A run of records:
================

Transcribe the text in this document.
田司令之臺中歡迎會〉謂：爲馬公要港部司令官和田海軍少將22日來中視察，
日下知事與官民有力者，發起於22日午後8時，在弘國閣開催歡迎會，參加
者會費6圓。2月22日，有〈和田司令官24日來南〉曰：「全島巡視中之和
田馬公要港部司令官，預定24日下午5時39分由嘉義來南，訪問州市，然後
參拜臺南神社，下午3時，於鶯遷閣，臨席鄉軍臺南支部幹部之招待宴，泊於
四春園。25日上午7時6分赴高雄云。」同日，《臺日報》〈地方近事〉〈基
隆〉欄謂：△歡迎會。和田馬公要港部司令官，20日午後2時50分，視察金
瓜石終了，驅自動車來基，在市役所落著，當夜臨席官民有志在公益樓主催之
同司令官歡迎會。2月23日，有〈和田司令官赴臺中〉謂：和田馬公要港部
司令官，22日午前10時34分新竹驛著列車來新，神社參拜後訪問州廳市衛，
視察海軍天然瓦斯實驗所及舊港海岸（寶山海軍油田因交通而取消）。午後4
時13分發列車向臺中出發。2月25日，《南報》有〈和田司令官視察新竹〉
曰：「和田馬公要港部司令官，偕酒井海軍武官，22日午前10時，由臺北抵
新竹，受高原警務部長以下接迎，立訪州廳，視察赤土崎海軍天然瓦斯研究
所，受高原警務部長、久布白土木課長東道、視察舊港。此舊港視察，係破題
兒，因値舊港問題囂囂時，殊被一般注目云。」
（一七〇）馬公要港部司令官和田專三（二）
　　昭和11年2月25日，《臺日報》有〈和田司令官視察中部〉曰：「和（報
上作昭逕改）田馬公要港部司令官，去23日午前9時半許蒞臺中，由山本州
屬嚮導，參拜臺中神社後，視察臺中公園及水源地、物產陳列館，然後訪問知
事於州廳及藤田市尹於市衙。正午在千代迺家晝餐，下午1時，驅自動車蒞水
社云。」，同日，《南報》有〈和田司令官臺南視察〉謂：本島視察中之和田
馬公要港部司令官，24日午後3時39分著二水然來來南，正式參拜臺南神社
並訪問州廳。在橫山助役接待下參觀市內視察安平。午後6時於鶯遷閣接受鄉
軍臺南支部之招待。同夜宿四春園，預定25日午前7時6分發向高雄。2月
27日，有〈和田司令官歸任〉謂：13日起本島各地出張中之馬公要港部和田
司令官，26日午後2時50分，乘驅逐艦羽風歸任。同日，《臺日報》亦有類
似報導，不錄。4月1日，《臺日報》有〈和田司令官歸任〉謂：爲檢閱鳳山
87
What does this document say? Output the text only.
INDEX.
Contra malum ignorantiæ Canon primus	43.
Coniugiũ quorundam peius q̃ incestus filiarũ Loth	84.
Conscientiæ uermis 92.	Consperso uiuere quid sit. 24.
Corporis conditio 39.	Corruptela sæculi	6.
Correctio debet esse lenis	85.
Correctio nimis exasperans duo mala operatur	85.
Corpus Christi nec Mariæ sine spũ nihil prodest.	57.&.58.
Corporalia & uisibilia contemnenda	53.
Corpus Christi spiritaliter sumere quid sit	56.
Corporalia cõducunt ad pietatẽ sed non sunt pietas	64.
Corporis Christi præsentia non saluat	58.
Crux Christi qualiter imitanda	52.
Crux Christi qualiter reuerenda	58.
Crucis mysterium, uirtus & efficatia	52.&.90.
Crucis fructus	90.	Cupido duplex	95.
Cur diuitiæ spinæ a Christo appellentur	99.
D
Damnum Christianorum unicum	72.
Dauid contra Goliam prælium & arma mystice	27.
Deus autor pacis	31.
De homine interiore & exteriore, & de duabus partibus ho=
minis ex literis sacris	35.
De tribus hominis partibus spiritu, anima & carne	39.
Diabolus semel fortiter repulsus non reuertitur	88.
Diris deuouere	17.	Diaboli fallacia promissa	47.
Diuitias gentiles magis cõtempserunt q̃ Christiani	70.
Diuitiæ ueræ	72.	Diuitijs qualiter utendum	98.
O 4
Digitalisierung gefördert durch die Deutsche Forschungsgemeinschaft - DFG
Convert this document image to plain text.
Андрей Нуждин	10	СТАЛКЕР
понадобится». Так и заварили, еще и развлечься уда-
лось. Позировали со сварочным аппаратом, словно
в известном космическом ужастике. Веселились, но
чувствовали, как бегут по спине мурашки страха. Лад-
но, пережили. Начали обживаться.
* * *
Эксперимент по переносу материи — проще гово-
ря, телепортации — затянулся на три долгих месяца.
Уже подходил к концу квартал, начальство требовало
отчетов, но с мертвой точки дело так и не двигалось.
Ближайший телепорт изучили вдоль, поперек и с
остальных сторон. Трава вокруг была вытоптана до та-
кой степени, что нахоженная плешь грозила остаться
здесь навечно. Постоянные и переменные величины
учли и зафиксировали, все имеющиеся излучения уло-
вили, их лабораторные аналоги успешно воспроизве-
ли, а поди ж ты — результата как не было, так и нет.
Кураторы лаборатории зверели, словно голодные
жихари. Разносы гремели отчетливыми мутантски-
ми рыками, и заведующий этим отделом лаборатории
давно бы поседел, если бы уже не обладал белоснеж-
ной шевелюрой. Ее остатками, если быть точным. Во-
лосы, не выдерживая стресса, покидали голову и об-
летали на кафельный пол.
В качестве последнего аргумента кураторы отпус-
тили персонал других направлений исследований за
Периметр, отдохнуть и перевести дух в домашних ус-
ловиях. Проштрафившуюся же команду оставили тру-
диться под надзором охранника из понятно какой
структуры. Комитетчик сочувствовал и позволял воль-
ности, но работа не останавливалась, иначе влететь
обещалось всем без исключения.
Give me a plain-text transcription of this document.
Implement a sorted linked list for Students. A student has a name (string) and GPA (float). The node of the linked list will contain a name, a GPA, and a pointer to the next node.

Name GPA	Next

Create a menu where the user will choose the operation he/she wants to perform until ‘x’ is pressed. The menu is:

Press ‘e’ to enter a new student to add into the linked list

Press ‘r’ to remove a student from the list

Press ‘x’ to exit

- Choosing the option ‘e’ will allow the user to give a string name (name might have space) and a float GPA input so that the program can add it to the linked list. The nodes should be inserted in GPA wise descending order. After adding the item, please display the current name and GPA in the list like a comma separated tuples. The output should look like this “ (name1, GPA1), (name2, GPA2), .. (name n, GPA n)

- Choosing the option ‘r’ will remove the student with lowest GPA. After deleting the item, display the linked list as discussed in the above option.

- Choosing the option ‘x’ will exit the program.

================

▶ [Instructions for the task]: Going through the data, tally the lines containing "will" and report only the result.

▶ [Solution]: 5